[GIVEN EXERCISE]
Search the data for the string "dependiente" and gather each line it is in.

[THE RECORDS]
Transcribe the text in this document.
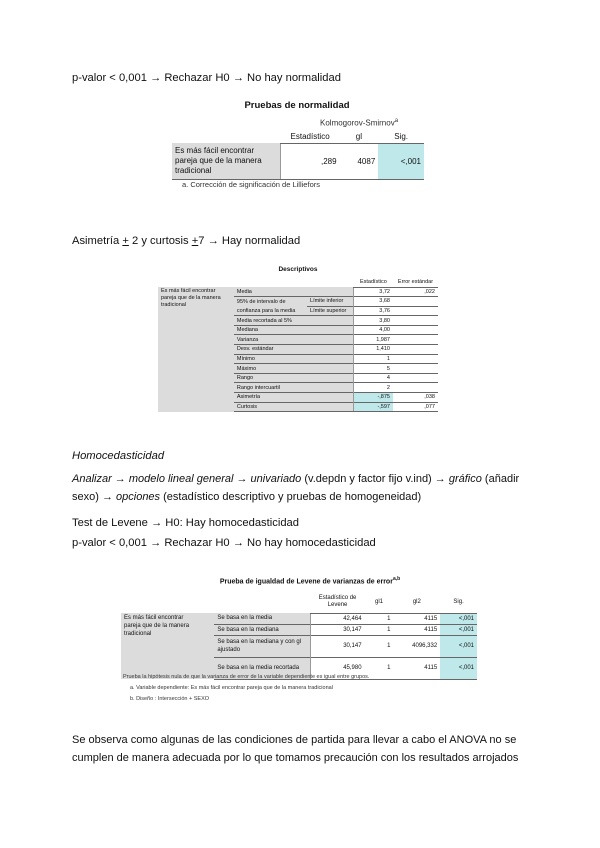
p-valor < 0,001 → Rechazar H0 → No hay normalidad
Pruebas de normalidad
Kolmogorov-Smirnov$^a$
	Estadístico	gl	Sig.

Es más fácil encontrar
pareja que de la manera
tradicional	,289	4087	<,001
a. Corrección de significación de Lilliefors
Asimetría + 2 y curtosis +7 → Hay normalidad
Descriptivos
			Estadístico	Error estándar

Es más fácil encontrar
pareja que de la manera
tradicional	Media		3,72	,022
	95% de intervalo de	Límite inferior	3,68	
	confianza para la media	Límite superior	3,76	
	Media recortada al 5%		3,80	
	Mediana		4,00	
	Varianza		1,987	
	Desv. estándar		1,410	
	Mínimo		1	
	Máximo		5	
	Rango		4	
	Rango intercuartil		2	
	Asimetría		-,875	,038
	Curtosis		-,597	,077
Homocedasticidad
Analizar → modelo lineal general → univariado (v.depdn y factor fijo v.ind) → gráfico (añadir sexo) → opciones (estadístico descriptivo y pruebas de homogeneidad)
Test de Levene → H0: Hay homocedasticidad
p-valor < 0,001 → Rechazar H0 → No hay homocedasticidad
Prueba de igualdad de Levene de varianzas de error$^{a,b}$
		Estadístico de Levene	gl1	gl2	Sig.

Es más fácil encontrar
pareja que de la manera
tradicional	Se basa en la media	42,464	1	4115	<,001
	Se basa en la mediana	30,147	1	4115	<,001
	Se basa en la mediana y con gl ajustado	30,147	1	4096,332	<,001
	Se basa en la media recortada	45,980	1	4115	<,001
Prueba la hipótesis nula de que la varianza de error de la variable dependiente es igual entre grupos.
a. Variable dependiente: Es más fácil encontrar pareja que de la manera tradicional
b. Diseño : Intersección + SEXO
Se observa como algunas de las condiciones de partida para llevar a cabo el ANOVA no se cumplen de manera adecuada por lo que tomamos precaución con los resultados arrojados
---
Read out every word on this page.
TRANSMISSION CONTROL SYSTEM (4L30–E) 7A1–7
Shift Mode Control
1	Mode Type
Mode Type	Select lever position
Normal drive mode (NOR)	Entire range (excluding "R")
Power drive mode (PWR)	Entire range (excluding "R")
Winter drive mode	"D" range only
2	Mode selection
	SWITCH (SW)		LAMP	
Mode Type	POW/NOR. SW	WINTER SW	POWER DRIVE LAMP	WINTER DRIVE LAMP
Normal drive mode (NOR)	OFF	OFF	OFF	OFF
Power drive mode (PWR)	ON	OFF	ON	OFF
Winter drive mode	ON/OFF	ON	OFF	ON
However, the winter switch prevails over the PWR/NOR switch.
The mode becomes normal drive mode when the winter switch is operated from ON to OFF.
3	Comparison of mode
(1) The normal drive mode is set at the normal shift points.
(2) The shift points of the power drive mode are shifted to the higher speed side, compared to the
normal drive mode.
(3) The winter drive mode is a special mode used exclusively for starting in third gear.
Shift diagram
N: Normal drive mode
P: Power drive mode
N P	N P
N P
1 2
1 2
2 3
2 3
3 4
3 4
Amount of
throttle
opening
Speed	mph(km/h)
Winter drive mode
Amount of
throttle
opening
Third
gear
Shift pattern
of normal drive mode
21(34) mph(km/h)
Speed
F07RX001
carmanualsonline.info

[WRITTEN ANSWER]
Prueba la hipótesis nula de que la varianza de error de la variable dependiente es igual entre grupos.
a. Variable dependiente: Es más fácil encontrar pareja que de la manera tradicional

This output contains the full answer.